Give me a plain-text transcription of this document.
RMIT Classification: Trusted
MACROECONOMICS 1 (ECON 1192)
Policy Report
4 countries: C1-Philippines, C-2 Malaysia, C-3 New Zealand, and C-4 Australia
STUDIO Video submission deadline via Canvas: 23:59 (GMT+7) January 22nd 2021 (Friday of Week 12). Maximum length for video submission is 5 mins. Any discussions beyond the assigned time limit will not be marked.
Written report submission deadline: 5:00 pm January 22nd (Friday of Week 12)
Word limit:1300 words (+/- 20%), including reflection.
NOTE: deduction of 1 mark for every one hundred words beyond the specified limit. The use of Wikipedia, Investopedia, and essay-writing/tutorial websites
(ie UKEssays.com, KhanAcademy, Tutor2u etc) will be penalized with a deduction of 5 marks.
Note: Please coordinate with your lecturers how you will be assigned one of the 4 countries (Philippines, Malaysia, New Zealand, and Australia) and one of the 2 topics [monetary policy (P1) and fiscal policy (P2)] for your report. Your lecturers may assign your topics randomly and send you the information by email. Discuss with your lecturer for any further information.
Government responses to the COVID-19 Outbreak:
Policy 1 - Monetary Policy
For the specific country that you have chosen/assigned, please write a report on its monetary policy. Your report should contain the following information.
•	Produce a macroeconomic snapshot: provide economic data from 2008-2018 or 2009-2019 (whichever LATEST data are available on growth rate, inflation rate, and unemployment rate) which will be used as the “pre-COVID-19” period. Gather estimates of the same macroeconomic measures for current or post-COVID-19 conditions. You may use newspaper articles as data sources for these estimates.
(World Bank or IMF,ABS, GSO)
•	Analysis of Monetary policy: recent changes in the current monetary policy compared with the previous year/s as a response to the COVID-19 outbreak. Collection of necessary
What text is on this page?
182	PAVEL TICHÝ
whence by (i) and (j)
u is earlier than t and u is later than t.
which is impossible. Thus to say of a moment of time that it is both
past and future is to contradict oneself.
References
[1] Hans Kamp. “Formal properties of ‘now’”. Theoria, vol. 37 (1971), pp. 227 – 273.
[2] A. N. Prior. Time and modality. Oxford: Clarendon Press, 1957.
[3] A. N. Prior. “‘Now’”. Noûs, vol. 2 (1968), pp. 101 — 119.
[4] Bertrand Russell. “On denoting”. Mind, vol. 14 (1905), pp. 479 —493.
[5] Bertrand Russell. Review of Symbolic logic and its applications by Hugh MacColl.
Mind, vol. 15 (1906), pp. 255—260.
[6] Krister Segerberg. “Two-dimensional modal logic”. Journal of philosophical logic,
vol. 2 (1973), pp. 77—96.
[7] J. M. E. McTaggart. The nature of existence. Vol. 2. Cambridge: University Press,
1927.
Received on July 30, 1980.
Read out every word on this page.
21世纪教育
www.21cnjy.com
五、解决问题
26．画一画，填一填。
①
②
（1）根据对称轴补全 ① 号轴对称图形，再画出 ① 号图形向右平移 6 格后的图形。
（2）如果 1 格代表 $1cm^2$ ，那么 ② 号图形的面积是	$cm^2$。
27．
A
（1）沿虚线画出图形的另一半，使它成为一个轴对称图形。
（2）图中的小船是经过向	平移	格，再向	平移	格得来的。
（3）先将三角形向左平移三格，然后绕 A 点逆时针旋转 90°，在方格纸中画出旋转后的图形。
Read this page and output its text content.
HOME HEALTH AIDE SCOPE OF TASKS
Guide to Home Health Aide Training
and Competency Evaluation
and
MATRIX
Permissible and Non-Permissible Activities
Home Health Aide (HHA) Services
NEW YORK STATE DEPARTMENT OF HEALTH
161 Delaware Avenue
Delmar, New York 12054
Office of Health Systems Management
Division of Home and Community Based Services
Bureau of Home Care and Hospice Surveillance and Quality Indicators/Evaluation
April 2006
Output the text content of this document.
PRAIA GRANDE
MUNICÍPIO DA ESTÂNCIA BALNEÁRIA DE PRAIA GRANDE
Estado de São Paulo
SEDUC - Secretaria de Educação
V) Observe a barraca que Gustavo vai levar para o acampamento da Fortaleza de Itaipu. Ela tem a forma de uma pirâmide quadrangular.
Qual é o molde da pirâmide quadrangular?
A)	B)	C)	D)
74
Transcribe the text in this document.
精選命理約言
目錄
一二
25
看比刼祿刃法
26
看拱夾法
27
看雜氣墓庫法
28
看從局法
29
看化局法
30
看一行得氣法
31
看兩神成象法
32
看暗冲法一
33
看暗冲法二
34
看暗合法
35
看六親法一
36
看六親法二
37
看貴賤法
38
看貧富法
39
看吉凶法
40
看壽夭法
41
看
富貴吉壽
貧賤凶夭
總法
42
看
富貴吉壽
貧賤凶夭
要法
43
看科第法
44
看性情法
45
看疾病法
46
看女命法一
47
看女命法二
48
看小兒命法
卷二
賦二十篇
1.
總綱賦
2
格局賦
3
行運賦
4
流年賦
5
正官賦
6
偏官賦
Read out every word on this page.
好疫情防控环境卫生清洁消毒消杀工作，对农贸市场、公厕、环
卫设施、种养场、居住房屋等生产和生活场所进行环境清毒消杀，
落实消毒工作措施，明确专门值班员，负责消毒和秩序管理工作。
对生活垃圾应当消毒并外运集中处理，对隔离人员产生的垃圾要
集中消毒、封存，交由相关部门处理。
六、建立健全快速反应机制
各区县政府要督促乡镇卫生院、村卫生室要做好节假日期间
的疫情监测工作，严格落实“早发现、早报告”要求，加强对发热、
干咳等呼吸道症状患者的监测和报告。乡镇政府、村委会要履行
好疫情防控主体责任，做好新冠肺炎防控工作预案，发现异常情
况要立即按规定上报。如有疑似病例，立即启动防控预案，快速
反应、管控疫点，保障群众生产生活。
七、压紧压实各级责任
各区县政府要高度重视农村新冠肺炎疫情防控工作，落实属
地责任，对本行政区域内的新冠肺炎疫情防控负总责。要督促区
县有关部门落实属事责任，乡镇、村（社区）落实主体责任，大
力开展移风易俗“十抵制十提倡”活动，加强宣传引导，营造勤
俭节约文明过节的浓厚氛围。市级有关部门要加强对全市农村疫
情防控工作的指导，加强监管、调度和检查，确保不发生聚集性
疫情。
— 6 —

....................

### WORK TO DO
Type out the material again exactly as presented.

### TASK ANSWER
Give me a plain-text transcription of this document.
RMIT Classification: Trusted
MACROECONOMICS 1 (ECON 1192)
Policy Report
4 countries: C1-Philippines, C-2 Malaysia, C-3 New Zealand, and C-4 Australia
STUDIO Video submission deadline via Canvas: 23:59 (GMT+7) January 22nd 2021 (Friday of Week 12). Maximum length for video submission is 5 mins. Any discussions beyond the assigned time limit will not be marked.
Written report submission deadline: 5:00 pm January 22nd (Friday of Week 12)
Word limit:1300 words (+/- 20%), including reflection.
NOTE: deduction of 1 mark for every one hundred words beyond the specified limit. The use of Wikipedia, Investopedia, and essay-writing/tutorial websites
(ie UKEssays.com, KhanAcademy, Tutor2u etc) will be penalized with a deduction of 5 marks.
Note: Please coordinate with your lecturers how you will be assigned one of the 4 countries (Philippines, Malaysia, New Zealand, and Australia) and one of the 2 topics [monetary policy (P1) and fiscal policy (P2)] for your report. Your lecturers may assign your topics randomly and send you the information by email. Discuss with your lecturer for any further information.
Government responses to the COVID-19 Outbreak:
Policy 1 - Monetary Policy
For the specific country that you have chosen/assigned, please write a report on its monetary policy. Your report should contain the following information.
•	Produce a macroeconomic snapshot: provide economic data from 2008-2018 or 2009-2019 (whichever LATEST data are available on growth rate, inflation rate, and unemployment rate) which will be used as the “pre-COVID-19” period. Gather estimates of the same macroeconomic measures for current or post-COVID-19 conditions. You may use newspaper articles as data sources for these estimates.
(World Bank or IMF,ABS, GSO)
•	Analysis of Monetary policy: recent changes in the current monetary policy compared with the previous year/s as a response to the COVID-19 outbreak. Collection of necessary
What text is on this page?
182	PAVEL TICHÝ
whence by (i) and (j)
u is earlier than t and u is later than t.
which is impossible. Thus to say of a moment of time that it is both
past and future is to contradict oneself.
References
[1] Hans Kamp. “Formal properties of ‘now’”. Theoria, vol. 37 (1971), pp. 227 – 273.
[2] A. N. Prior. Time and modality. Oxford: Clarendon Press, 1957.
[3] A. N. Prior. “‘Now’”. Noûs, vol. 2 (1968), pp. 101 — 119.
[4] Bertrand Russell. “On denoting”. Mind, vol. 14 (1905), pp. 479 —493.
[5] Bertrand Russell. Review of Symbolic logic and its applications by Hugh MacColl.
Mind, vol. 15 (1906), pp. 255—260.
[6] Krister Segerberg. “Two-dimensional modal logic”. Journal of philosophical logic,
vol. 2 (1973), pp. 77—96.
[7] J. M. E. McTaggart. The nature of existence. Vol. 2. Cambridge: University Press,
1927.
Received on July 30, 1980.
Read out every word on this page.
21世纪教育
www.21cnjy.com
五、解决问题
26．画一画，填一填。
①
②
（1）根据对称轴补全 ① 号轴对称图形，再画出 ① 号图形向右平移 6 格后的图形。
（2）如果 1 格代表 $1cm^2$ ，那么 ② 号图形的面积是	$cm^2$。
27．
A
（1）沿虚线画出图形的另一半，使它成为一个轴对称图形。
（2）图中的小船是经过向	平移	格，再向	平移	格得来的。
（3）先将三角形向左平移三格，然后绕 A 点逆时针旋转 90°，在方格纸中画出旋转后的图形。
Read this page and output its text content.
HOME HEALTH AIDE SCOPE OF TASKS
Guide to Home Health Aide Training
and Competency Evaluation
and
MATRIX
Permissible and Non-Permissible Activities
Home Health Aide (HHA) Services
NEW YORK STATE DEPARTMENT OF HEALTH
161 Delaware Avenue
Delmar, New York 12054
Office of Health Systems Management
Division of Home and Community Based Services
Bureau of Home Care and Hospice Surveillance and Quality Indicators/Evaluation
April 2006
Output the text content of this document.
PRAIA GRANDE
MUNICÍPIO DA ESTÂNCIA BALNEÁRIA DE PRAIA GRANDE
Estado de São Paulo
SEDUC - Secretaria de Educação
V) Observe a barraca que Gustavo vai levar para o acampamento da Fortaleza de Itaipu. Ela tem a forma de uma pirâmide quadrangular.
Qual é o molde da pirâmide quadrangular?
A)	B)	C)	D)
74
Transcribe the text in this document.
精選命理約言
目錄
一二
25
看比刼祿刃法
26
看拱夾法
27
看雜氣墓庫法
28
看從局法
29
看化局法
30
看一行得氣法
31
看兩神成象法
32
看暗冲法一
33
看暗冲法二
34
看暗合法
35
看六親法一
36
看六親法二
37
看貴賤法
38
看貧富法
39
看吉凶法
40
看壽夭法
41
看
富貴吉壽
貧賤凶夭
總法
42
看
富貴吉壽
貧賤凶夭
要法
43
看科第法
44
看性情法
45
看疾病法
46
看女命法一
47
看女命法二
48
看小兒命法
卷二
賦二十篇
1.
總綱賦
2
格局賦
3
行運賦
4
流年賦
5
正官賦
6
偏官賦
Read out every word on this page.
好疫情防控环境卫生清洁消毒消杀工作，对农贸市场、公厕、环
卫设施、种养场、居住房屋等生产和生活场所进行环境清毒消杀，
落实消毒工作措施，明确专门值班员，负责消毒和秩序管理工作。
对生活垃圾应当消毒并外运集中处理，对隔离人员产生的垃圾要
集中消毒、封存，交由相关部门处理。
六、建立健全快速反应机制
各区县政府要督促乡镇卫生院、村卫生室要做好节假日期间
的疫情监测工作，严格落实“早发现、早报告”要求，加强对发热、
干咳等呼吸道症状患者的监测和报告。乡镇政府、村委会要履行
好疫情防控主体责任，做好新冠肺炎防控工作预案，发现异常情
况要立即按规定上报。如有疑似病例，立即启动防控预案，快速
反应、管控疫点，保障群众生产生活。
七、压紧压实各级责任
各区县政府要高度重视农村新冠肺炎疫情防控工作，落实属
地责任，对本行政区域内的新冠肺炎疫情防控负总责。要督促区
县有关部门落实属事责任，乡镇、村（社区）落实主体责任，大
力开展移风易俗“十抵制十提倡”活动，加强宣传引导，营造勤
俭节约文明过节的浓厚氛围。市级有关部门要加强对全市农村疫
情防控工作的指导，加强监管、调度和检查，确保不发生聚集性
疫情。
— 6 —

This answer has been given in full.